◆ Work instructions
Write out each line in which the string "document" is present.

****************************************

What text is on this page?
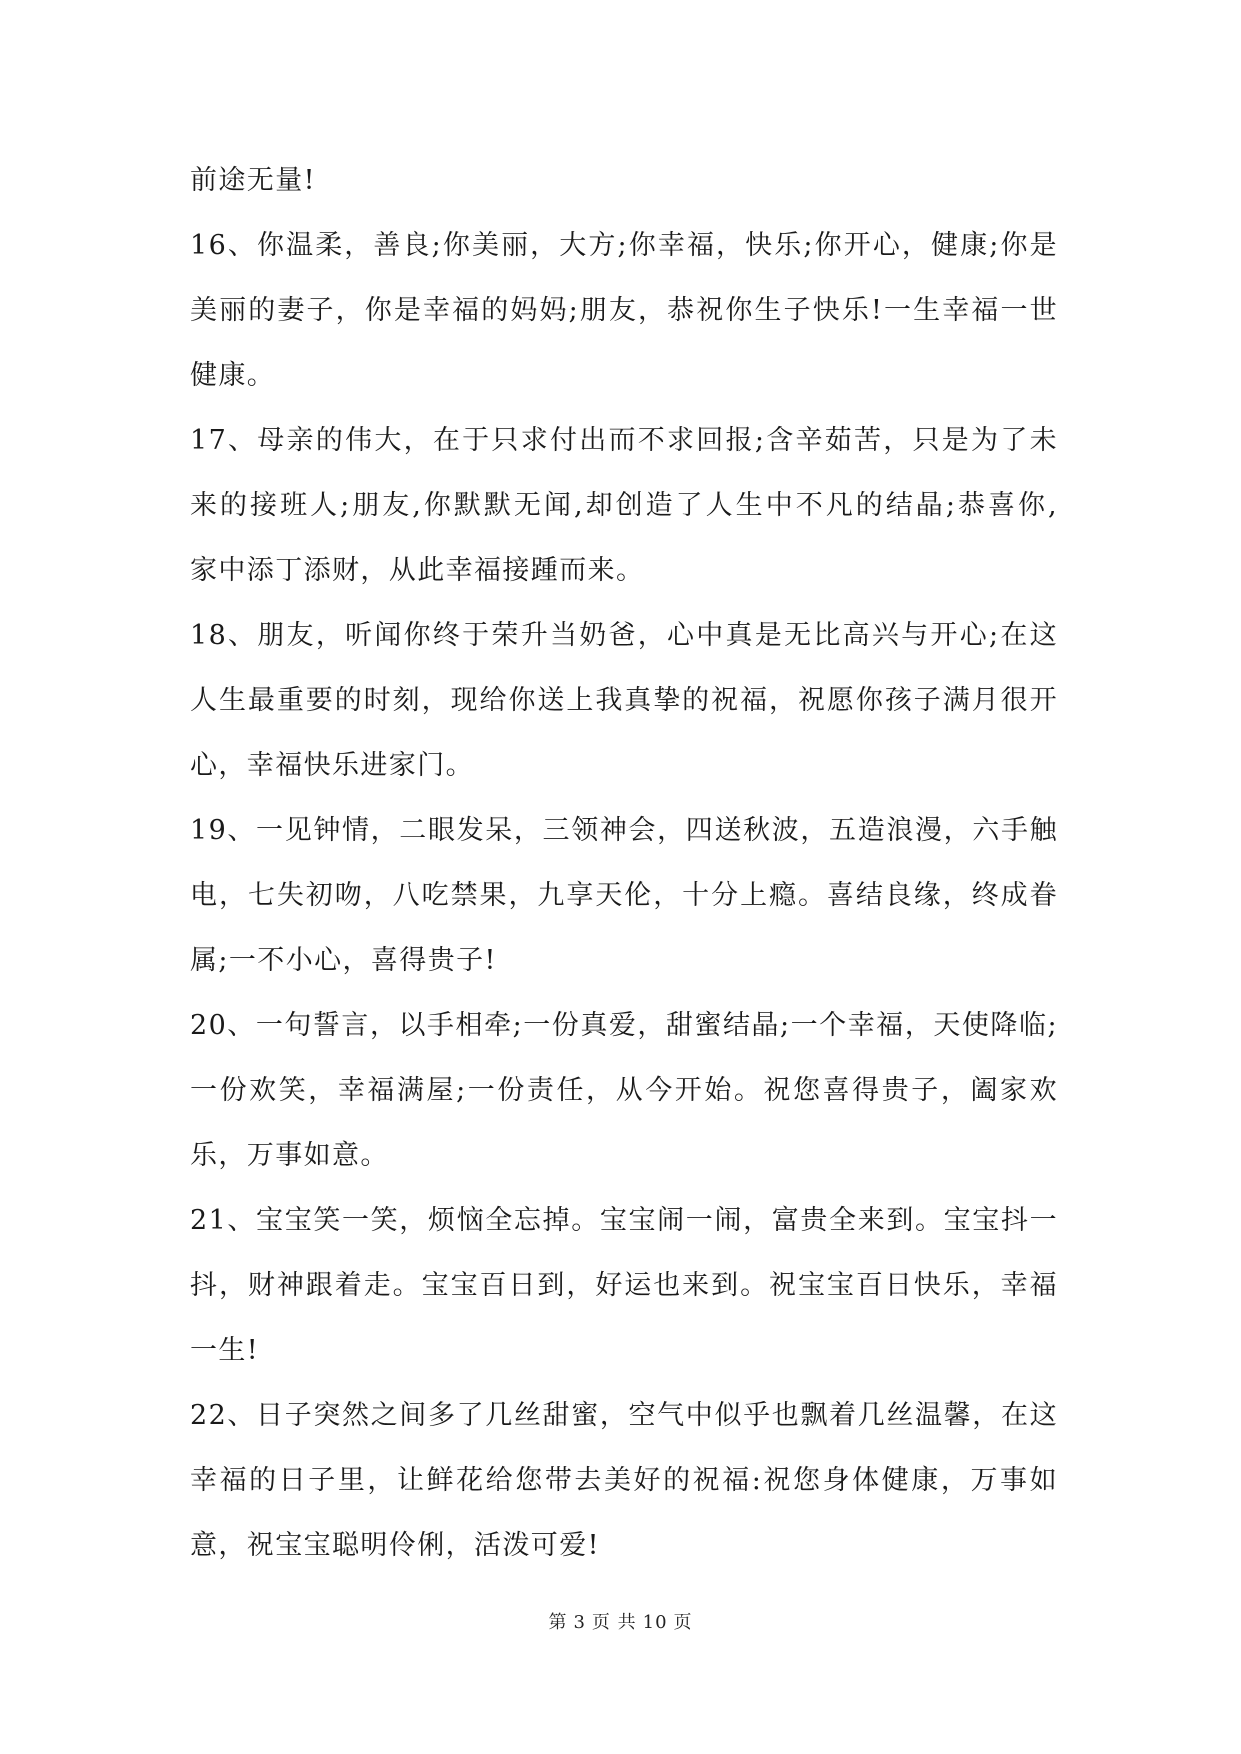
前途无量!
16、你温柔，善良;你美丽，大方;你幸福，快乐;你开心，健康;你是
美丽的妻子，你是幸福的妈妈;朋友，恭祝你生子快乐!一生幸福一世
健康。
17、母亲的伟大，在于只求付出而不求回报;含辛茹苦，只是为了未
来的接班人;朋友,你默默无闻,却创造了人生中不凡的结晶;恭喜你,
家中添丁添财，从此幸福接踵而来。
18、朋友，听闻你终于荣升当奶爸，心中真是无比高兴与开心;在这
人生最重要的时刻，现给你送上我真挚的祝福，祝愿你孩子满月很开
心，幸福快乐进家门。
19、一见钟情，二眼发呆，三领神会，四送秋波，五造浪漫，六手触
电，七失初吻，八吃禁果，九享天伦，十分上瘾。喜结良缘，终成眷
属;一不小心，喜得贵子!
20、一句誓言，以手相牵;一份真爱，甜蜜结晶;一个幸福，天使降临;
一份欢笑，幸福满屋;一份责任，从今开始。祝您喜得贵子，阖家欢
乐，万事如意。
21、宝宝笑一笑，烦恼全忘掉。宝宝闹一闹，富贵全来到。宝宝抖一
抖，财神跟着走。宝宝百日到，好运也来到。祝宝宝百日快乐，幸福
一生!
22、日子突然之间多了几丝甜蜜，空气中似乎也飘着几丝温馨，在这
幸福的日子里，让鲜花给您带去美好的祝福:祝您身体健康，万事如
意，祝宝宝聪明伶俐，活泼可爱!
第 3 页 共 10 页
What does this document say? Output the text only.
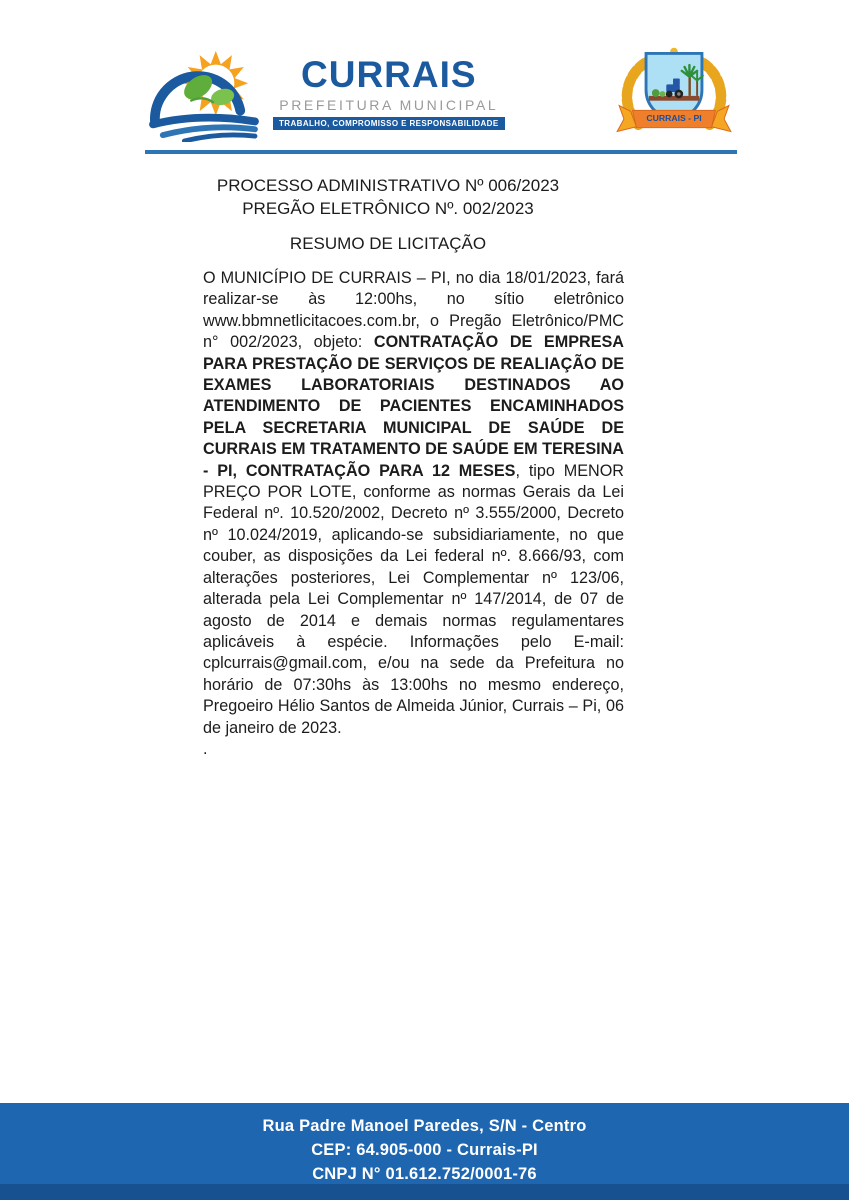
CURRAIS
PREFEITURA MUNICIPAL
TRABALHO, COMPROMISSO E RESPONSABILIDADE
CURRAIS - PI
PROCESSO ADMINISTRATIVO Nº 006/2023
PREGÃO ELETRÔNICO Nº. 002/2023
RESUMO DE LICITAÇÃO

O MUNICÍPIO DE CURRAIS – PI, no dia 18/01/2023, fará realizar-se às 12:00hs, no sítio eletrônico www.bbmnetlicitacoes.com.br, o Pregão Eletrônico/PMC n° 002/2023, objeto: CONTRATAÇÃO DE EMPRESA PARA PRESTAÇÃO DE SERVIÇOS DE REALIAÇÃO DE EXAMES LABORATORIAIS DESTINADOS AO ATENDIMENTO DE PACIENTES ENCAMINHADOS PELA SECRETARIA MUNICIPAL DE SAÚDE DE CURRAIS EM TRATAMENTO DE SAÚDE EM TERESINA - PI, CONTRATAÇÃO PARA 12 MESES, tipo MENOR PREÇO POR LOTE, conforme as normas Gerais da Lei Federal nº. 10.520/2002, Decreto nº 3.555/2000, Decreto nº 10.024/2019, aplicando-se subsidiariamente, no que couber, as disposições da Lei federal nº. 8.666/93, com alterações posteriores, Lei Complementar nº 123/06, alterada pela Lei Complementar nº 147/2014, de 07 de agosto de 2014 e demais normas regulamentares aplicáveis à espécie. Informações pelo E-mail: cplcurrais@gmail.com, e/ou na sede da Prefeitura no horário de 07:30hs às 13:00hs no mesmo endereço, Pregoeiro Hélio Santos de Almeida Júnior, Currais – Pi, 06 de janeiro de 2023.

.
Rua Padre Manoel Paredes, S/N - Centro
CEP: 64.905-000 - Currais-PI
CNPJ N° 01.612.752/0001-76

****************************************

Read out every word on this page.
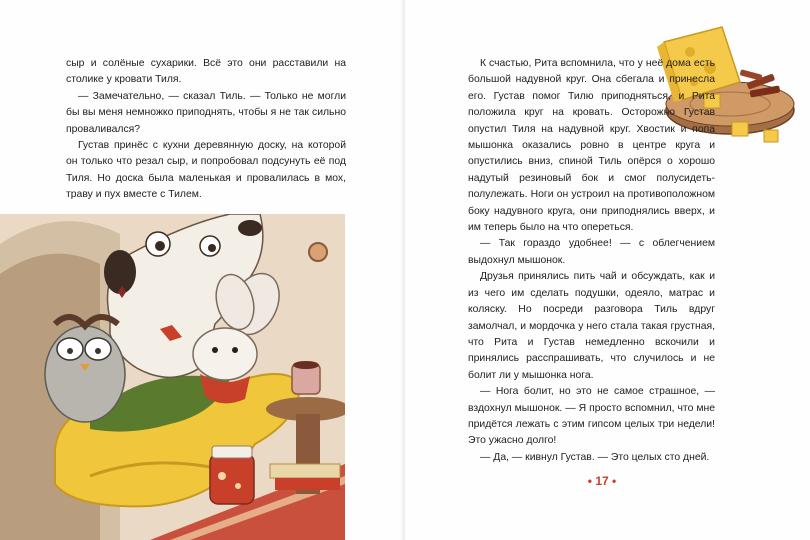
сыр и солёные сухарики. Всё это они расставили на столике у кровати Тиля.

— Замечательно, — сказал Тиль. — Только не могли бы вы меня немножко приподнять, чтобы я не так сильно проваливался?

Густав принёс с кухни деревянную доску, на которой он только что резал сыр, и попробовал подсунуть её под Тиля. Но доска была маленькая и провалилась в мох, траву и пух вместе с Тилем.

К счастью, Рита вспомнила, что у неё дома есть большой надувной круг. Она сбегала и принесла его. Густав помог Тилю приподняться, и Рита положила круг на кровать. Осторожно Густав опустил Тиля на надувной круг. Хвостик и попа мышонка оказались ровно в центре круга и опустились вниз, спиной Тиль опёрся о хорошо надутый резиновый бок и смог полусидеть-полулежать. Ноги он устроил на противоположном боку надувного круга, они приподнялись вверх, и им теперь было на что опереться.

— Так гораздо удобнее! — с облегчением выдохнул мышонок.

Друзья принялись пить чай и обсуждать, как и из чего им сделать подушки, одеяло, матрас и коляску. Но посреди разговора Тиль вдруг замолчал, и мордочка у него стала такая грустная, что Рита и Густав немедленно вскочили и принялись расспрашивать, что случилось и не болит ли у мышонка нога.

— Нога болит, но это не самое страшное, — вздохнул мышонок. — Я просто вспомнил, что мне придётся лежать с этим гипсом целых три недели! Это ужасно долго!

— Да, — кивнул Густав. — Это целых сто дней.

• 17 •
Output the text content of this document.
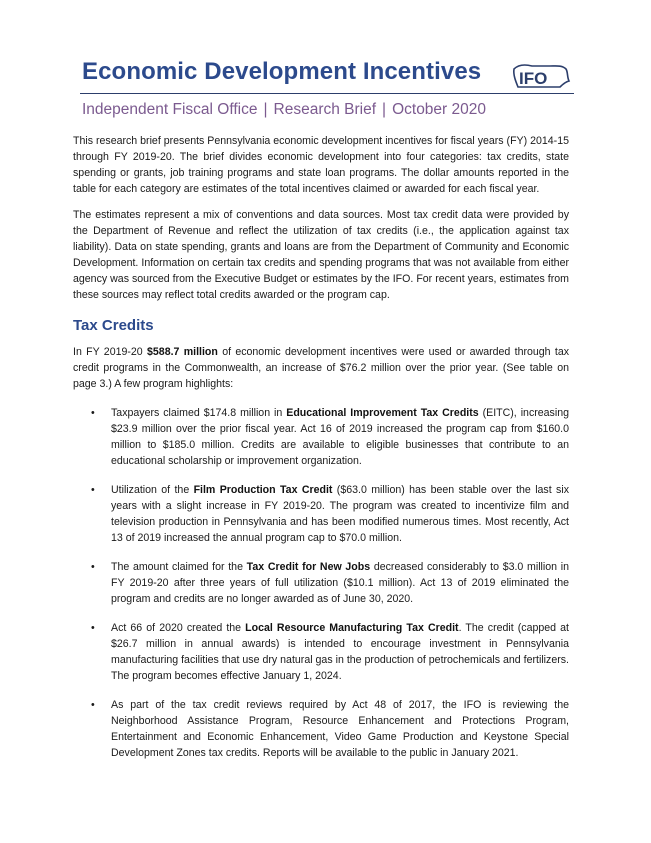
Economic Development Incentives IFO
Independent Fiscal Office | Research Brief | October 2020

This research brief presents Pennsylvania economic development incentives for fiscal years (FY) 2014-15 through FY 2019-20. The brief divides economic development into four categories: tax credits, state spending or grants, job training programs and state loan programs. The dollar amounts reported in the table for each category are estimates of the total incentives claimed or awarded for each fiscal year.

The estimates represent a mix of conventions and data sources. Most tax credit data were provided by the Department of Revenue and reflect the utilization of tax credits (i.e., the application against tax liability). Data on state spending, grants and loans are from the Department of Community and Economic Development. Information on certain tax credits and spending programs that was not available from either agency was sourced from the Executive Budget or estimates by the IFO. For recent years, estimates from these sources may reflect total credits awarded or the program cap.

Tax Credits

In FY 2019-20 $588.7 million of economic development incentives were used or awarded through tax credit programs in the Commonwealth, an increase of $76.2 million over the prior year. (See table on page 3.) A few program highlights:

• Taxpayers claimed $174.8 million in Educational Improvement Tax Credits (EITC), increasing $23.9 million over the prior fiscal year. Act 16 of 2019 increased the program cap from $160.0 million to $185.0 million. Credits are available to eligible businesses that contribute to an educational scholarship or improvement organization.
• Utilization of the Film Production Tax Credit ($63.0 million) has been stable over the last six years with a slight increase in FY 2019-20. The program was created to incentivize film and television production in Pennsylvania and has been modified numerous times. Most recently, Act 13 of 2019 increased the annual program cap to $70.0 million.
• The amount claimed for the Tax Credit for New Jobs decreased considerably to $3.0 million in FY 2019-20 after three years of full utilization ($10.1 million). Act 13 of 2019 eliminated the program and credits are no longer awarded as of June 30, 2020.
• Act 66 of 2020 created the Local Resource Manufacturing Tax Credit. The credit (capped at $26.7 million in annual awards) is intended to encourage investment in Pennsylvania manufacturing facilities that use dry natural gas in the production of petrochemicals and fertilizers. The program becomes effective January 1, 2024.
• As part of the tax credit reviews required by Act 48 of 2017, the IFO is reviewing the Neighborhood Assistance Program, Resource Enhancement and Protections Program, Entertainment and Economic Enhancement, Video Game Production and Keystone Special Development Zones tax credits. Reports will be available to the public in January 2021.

****************************************

◆ Solution to the exercise
What does this document say? Output the text only.
Output the text content of this document.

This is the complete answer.